What is needed | What is the number of lines that include the word "создания"? Provide only that figure.

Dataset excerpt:
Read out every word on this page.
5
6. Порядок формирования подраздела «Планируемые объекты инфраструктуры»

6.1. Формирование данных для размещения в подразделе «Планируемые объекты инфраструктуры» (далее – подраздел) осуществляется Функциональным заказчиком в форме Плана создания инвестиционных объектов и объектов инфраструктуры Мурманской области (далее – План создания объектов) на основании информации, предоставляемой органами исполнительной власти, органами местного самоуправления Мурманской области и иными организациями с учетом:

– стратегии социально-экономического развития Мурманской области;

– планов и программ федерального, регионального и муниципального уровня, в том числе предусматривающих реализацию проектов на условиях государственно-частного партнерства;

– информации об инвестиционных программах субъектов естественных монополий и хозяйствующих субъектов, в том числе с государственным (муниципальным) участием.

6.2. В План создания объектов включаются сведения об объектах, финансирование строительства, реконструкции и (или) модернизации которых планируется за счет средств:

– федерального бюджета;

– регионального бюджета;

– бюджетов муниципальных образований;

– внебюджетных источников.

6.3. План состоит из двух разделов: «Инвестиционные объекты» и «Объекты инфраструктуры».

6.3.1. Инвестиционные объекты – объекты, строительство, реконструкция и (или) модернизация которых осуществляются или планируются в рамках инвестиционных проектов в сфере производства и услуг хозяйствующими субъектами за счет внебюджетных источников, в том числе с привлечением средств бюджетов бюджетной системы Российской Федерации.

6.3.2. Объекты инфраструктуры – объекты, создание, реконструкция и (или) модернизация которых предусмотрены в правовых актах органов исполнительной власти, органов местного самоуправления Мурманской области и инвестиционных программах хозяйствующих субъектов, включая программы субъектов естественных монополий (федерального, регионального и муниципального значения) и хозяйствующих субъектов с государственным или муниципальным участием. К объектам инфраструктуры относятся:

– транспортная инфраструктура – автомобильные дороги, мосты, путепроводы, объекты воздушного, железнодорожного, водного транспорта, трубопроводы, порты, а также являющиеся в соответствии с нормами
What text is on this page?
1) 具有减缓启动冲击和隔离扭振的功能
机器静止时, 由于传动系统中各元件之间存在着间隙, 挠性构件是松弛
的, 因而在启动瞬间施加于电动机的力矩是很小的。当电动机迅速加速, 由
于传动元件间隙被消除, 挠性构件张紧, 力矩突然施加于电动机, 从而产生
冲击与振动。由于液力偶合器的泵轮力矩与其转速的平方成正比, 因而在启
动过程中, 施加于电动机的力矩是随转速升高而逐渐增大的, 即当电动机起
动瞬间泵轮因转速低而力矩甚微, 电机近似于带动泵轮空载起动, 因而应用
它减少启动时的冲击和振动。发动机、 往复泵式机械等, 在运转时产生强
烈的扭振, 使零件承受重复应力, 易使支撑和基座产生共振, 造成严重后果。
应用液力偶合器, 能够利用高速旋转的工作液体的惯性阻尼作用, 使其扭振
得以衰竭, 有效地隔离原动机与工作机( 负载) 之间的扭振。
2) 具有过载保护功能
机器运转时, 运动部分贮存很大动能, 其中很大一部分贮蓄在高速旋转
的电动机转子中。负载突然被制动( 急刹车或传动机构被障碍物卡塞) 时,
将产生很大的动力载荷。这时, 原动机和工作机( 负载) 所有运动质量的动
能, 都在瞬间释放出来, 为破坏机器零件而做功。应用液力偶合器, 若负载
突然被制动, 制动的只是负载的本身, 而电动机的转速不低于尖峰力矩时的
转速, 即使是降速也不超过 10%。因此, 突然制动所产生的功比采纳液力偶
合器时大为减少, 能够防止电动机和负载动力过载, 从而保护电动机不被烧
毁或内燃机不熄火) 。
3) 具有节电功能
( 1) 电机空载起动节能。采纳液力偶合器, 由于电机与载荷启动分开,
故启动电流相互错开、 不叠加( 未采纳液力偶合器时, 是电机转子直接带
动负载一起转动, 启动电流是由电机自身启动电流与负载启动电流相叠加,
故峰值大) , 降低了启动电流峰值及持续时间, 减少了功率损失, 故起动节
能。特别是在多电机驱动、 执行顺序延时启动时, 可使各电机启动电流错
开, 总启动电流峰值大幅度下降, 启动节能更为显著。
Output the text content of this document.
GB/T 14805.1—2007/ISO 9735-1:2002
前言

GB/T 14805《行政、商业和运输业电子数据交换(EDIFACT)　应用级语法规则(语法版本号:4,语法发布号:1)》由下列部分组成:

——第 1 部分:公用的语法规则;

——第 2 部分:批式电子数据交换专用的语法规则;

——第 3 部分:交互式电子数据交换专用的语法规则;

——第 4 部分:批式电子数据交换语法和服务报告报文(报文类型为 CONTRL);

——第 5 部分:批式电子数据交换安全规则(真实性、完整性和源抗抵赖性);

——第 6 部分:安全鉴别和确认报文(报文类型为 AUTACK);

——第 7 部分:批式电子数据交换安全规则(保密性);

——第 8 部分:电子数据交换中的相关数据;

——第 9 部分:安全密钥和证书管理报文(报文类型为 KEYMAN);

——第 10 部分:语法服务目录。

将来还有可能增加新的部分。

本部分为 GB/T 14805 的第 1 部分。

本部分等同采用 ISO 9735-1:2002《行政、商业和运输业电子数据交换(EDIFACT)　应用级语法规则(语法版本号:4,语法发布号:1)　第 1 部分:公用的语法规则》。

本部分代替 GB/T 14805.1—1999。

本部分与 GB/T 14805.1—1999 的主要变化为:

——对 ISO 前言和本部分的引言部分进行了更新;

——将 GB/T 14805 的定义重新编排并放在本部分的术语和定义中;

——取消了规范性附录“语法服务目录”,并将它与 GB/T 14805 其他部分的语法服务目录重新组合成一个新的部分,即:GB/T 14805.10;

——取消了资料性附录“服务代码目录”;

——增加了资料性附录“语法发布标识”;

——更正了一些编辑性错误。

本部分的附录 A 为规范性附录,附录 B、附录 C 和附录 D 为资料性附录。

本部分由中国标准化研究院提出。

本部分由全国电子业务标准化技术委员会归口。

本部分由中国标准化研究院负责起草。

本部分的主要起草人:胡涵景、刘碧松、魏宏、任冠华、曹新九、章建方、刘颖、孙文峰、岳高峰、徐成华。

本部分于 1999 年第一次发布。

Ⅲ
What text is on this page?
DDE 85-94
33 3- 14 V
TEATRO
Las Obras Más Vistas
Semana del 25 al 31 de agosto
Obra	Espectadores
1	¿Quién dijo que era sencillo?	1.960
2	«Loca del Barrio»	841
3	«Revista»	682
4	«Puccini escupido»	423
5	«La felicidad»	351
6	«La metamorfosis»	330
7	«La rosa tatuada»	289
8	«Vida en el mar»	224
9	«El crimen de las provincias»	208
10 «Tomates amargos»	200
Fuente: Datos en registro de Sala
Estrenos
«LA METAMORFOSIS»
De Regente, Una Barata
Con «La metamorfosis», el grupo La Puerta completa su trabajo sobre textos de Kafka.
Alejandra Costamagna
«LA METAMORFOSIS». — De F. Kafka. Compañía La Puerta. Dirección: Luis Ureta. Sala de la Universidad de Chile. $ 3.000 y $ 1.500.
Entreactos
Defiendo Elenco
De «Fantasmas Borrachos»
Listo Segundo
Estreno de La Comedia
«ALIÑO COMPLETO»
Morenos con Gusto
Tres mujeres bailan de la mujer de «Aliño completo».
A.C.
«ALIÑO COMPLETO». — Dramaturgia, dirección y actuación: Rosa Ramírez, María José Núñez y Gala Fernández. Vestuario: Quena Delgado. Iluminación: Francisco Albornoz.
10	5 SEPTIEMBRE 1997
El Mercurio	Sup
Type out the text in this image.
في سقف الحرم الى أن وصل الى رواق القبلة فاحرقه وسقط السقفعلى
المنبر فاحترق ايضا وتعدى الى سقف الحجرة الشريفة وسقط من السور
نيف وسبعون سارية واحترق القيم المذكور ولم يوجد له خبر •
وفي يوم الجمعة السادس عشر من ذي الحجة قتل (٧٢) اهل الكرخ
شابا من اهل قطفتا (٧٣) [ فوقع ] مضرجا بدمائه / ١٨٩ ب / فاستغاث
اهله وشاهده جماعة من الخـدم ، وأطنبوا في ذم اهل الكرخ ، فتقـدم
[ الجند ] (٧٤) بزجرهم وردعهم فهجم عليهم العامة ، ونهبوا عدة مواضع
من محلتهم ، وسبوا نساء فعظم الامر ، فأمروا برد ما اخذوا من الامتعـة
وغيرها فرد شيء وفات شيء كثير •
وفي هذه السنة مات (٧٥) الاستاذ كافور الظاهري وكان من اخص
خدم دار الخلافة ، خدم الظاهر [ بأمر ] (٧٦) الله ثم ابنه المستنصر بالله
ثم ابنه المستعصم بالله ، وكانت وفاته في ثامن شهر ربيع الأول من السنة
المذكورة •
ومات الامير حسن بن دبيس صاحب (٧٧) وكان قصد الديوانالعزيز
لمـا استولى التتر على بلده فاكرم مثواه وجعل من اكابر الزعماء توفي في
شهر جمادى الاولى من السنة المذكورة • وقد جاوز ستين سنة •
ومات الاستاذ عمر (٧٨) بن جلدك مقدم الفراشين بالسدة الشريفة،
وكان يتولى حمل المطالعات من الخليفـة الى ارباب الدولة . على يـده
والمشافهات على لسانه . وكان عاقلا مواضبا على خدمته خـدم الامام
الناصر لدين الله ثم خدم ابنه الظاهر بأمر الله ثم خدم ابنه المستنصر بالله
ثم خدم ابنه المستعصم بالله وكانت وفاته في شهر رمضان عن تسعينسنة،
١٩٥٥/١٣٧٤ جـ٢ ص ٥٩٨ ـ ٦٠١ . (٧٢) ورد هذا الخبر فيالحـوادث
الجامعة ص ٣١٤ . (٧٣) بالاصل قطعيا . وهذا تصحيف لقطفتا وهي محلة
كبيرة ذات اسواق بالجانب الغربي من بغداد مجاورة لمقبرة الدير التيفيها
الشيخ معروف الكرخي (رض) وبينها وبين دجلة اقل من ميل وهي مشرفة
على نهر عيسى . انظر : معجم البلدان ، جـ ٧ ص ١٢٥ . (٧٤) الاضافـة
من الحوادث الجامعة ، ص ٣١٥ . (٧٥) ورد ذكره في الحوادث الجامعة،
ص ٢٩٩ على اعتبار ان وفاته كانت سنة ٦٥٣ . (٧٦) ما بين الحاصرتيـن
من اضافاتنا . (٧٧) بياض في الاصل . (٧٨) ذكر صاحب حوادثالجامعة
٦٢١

Exercise output | 2